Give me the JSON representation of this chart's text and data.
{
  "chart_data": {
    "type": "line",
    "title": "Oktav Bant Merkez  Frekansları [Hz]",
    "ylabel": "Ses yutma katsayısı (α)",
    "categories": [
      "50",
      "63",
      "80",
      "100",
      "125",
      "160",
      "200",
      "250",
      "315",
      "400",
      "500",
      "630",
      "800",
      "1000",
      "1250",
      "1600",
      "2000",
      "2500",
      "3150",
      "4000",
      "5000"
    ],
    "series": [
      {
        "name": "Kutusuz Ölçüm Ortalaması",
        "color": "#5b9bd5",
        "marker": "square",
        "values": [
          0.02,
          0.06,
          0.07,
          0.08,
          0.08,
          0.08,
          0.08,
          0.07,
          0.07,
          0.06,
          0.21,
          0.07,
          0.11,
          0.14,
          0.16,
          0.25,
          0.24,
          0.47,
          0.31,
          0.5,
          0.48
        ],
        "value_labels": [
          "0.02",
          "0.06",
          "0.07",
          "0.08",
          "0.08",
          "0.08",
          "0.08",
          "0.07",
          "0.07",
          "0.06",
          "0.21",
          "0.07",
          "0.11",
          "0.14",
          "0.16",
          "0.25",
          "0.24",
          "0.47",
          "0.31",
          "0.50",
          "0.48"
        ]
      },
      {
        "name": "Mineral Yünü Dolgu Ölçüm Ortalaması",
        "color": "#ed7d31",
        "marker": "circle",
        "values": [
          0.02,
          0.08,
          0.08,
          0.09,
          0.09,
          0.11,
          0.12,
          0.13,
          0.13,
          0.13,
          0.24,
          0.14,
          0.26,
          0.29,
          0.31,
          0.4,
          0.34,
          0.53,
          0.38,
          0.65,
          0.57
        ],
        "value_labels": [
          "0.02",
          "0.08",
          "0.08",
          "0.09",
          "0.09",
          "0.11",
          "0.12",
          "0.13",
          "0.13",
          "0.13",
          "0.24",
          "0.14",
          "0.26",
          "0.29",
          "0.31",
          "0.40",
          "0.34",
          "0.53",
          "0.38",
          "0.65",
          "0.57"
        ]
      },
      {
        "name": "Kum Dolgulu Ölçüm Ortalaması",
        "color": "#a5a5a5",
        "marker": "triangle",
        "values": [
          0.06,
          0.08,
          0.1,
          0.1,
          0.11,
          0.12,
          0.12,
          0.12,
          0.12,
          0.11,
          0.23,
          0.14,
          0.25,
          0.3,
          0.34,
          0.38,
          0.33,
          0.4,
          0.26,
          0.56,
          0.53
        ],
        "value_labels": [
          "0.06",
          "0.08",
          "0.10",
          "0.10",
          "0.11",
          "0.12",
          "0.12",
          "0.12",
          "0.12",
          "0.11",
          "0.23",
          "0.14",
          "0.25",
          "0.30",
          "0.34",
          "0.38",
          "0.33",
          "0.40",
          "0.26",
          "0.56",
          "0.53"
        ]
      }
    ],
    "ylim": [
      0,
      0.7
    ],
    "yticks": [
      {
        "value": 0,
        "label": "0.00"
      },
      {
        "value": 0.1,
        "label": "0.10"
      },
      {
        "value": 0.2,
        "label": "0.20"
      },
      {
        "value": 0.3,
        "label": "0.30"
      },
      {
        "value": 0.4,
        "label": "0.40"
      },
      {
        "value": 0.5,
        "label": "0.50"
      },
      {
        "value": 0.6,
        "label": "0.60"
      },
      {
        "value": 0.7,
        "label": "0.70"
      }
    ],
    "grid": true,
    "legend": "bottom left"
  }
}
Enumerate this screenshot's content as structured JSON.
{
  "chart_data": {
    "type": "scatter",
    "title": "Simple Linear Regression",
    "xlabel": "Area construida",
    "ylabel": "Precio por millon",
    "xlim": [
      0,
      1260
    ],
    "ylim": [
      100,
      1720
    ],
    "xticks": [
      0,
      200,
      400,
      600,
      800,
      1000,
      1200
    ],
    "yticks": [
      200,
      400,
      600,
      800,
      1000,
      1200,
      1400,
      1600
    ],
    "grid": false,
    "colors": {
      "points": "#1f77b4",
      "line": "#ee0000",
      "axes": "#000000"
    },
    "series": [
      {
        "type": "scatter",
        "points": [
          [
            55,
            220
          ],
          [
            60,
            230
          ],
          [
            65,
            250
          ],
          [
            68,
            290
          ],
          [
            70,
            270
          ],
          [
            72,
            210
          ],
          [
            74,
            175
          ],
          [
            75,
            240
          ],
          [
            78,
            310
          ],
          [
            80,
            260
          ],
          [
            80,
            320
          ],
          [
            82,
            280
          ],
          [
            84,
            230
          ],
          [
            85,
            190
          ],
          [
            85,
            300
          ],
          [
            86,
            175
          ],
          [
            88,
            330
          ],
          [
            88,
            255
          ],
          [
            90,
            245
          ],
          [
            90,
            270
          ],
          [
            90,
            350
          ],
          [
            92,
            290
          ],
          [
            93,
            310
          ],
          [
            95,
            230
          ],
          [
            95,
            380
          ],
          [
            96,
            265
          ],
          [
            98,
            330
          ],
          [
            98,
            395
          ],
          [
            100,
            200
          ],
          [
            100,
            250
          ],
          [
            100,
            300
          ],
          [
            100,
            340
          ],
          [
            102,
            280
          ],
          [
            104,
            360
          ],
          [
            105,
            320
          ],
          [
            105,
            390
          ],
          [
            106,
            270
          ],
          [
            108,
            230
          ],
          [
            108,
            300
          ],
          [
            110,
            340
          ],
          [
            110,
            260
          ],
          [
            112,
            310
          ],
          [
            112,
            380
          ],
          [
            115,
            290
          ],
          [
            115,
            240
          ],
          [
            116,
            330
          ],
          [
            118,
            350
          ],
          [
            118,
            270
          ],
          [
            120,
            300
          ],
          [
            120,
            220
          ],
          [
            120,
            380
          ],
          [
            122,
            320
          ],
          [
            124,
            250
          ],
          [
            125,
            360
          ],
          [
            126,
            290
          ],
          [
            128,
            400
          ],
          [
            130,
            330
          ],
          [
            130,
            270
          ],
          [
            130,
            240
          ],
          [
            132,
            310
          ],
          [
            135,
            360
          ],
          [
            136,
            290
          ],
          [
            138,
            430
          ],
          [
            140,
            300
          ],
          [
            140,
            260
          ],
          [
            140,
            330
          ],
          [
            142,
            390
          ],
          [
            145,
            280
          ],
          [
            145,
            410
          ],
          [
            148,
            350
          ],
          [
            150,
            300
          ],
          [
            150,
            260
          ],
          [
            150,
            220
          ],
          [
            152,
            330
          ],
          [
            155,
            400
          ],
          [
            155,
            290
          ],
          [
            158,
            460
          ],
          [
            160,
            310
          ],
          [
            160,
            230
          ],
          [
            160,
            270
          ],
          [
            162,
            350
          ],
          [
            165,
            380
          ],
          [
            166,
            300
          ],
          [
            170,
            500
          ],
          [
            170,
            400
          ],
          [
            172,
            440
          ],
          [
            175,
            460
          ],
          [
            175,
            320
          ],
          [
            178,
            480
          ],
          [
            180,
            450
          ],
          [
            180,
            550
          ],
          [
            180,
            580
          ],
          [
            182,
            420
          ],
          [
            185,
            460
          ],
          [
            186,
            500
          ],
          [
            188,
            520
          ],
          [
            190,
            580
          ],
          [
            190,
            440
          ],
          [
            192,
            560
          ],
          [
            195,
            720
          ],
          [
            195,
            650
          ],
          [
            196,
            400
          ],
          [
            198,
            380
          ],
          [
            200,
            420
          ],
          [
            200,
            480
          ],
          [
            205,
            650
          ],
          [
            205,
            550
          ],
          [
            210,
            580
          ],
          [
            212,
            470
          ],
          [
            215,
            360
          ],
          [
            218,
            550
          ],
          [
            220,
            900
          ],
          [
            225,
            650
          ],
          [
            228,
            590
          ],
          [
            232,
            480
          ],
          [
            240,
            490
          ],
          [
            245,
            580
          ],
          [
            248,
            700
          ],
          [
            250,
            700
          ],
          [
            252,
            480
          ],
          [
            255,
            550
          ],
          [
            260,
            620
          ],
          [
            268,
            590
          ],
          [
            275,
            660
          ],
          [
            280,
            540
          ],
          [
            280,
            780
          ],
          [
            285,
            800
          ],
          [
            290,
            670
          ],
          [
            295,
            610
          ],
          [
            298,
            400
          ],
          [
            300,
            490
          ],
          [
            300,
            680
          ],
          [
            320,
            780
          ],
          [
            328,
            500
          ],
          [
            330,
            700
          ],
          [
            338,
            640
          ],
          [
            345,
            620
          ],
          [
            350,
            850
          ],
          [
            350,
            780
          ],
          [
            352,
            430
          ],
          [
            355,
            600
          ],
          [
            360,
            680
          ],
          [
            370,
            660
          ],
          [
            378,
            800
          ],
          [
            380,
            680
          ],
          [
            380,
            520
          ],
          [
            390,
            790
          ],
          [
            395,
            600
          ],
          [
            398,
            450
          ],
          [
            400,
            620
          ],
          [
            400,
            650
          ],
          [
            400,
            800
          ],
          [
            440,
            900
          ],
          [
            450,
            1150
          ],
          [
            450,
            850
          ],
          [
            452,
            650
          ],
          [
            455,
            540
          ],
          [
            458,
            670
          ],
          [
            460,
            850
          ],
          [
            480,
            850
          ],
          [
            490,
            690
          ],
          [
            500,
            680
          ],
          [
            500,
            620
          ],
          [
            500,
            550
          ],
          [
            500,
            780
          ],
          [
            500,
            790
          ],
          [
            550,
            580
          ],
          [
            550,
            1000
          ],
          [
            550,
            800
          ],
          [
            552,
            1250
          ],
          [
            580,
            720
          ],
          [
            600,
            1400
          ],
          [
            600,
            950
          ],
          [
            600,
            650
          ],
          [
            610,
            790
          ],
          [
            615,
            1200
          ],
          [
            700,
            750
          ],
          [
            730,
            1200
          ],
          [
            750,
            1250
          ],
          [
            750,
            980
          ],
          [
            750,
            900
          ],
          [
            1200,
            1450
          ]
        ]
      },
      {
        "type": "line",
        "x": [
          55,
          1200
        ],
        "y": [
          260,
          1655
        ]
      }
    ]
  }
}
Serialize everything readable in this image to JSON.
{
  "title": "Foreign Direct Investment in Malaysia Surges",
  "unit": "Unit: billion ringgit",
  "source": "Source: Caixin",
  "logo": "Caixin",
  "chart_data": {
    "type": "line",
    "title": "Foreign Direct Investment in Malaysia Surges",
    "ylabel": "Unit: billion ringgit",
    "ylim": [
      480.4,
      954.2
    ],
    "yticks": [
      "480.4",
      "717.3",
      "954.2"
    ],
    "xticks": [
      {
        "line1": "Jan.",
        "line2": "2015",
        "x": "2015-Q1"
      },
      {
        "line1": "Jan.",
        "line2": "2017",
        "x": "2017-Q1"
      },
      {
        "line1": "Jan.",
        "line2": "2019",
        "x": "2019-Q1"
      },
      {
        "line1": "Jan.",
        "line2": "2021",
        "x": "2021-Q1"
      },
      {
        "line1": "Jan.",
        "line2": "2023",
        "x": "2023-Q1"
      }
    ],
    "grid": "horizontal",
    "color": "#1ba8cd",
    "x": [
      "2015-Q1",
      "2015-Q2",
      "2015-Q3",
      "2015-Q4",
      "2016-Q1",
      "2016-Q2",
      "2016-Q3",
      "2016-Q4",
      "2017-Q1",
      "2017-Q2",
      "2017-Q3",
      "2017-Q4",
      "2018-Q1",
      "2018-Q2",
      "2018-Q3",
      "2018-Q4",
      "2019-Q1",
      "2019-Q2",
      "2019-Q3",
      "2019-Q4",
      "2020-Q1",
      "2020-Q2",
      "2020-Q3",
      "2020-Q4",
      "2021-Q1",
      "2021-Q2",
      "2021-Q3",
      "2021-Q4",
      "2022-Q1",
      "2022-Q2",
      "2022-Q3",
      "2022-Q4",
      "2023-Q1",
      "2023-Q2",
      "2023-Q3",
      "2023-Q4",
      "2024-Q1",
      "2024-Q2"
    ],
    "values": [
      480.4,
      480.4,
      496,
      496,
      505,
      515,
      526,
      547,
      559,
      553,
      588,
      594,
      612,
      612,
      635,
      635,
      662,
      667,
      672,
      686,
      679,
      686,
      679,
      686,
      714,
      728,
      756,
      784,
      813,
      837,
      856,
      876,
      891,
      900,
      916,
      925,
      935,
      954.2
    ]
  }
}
^^^^^^^^
--- Your task ---
Gather up every line in the data above that contains the word "Surges", copying each one.

--- Exercise result ---
  "title": "Foreign Direct Investment in Malaysia Surges",
    "title": "Foreign Direct Investment in Malaysia Surges",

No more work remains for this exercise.